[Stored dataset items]

..............................

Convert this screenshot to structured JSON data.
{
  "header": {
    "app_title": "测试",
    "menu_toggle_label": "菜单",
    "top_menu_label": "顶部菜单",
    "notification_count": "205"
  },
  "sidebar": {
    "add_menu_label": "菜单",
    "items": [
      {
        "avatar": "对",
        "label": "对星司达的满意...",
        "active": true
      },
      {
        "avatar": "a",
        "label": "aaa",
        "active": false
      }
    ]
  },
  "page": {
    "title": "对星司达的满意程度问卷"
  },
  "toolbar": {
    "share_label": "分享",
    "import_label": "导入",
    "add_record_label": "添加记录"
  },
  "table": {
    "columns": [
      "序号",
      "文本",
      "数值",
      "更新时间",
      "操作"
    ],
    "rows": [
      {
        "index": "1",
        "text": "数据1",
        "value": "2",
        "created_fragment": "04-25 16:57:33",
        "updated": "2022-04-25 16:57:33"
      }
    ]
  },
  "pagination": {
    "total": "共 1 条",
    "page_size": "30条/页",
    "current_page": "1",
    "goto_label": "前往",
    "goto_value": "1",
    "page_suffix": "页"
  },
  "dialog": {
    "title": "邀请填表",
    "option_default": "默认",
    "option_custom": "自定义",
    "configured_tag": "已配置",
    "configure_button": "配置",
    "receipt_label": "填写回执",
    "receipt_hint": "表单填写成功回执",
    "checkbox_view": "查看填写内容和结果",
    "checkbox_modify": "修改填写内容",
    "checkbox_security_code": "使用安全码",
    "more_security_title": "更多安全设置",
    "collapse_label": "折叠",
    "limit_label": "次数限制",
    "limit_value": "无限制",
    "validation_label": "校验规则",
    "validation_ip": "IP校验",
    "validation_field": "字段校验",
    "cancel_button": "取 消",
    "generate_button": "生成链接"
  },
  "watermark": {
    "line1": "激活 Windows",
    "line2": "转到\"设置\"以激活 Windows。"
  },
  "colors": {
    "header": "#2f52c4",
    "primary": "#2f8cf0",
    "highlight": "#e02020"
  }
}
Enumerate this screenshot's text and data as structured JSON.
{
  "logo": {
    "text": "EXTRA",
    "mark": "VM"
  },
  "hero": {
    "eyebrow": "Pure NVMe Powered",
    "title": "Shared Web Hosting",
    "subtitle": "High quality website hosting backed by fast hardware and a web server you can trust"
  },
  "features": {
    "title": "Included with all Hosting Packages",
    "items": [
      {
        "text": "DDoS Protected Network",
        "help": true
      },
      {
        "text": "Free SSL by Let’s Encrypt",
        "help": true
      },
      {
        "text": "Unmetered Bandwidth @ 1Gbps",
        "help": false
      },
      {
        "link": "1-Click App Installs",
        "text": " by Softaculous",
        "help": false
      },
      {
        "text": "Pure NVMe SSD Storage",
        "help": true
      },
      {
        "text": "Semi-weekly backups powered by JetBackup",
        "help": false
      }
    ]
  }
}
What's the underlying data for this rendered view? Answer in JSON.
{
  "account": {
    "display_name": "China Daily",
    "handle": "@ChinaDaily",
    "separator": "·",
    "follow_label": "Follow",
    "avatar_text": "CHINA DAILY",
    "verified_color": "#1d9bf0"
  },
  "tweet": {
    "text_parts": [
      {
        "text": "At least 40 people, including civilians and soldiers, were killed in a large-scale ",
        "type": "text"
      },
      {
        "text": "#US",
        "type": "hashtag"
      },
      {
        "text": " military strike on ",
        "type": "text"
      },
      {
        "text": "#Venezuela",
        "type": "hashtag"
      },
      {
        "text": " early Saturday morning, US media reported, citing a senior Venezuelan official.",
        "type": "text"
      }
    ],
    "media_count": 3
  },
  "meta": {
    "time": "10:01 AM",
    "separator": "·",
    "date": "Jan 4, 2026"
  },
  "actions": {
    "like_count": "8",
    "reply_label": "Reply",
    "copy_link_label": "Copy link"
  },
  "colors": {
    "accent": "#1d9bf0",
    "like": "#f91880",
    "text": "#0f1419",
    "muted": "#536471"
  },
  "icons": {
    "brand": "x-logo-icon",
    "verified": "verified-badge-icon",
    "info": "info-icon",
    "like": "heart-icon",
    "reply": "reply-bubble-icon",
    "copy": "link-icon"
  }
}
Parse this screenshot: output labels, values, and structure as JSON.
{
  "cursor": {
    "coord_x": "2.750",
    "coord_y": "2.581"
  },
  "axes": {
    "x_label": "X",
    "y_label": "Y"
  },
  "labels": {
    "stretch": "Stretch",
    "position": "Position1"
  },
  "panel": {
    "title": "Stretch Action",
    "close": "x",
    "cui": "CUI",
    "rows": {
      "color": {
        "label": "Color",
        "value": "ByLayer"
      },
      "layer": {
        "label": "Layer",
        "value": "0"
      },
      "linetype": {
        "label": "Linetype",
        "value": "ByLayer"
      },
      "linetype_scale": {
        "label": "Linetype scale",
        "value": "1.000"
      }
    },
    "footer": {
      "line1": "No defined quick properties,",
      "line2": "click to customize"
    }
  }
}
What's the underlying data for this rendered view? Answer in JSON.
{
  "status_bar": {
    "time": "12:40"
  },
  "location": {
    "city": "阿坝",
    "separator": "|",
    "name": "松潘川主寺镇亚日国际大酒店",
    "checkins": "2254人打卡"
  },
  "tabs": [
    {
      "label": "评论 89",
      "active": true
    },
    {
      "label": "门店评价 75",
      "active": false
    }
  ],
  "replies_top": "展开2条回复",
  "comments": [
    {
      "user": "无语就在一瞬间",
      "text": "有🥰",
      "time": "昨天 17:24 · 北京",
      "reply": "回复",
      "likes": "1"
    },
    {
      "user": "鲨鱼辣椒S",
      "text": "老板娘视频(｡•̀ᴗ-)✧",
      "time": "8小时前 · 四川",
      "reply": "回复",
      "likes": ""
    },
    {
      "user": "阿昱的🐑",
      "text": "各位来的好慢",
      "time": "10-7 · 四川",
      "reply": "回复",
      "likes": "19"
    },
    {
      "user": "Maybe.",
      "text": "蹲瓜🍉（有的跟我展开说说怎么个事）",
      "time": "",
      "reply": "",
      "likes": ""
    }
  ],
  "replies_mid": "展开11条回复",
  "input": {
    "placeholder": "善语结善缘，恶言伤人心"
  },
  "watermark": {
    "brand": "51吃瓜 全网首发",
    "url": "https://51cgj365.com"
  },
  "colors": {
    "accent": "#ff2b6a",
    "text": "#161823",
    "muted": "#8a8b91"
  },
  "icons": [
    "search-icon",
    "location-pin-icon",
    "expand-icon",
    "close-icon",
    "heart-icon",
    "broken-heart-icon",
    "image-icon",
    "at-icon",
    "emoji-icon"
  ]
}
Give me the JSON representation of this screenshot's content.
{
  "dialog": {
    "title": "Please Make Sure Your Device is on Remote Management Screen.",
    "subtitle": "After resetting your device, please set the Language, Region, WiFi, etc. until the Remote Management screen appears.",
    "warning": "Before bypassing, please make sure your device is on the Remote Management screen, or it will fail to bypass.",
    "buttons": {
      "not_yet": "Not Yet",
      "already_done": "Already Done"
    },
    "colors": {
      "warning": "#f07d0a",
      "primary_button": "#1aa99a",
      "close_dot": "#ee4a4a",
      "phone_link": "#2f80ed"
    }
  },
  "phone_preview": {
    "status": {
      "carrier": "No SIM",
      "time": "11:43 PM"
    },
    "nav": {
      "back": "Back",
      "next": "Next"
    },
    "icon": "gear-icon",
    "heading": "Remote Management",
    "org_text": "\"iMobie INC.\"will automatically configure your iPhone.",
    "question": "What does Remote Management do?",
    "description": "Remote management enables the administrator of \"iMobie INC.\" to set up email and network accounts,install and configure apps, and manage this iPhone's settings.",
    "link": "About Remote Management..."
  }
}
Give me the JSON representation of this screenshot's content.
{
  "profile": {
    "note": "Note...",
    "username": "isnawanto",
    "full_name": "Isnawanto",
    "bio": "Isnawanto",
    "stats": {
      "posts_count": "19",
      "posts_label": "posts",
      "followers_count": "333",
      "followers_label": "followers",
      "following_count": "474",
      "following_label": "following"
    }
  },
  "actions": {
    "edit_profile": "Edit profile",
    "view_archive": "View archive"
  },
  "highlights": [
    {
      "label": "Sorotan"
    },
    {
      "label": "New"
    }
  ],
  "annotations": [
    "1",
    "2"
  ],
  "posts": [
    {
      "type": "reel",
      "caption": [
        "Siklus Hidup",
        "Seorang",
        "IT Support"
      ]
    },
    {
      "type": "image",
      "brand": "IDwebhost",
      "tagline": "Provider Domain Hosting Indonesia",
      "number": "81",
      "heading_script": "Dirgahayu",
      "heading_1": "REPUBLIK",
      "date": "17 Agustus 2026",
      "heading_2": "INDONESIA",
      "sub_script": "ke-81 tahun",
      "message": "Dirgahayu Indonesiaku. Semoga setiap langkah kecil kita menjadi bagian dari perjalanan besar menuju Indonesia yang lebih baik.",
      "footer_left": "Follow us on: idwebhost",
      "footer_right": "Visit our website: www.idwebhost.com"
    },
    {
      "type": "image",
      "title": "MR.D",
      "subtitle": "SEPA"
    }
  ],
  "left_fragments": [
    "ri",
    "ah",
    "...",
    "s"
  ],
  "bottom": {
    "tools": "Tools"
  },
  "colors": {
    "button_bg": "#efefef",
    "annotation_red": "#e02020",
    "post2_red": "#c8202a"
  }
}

..............................

WHAT YOU SHOULD DO =>
Lines containing "labels" are to be counted. State the total and add nothing.

TASK RESPONSE =>
2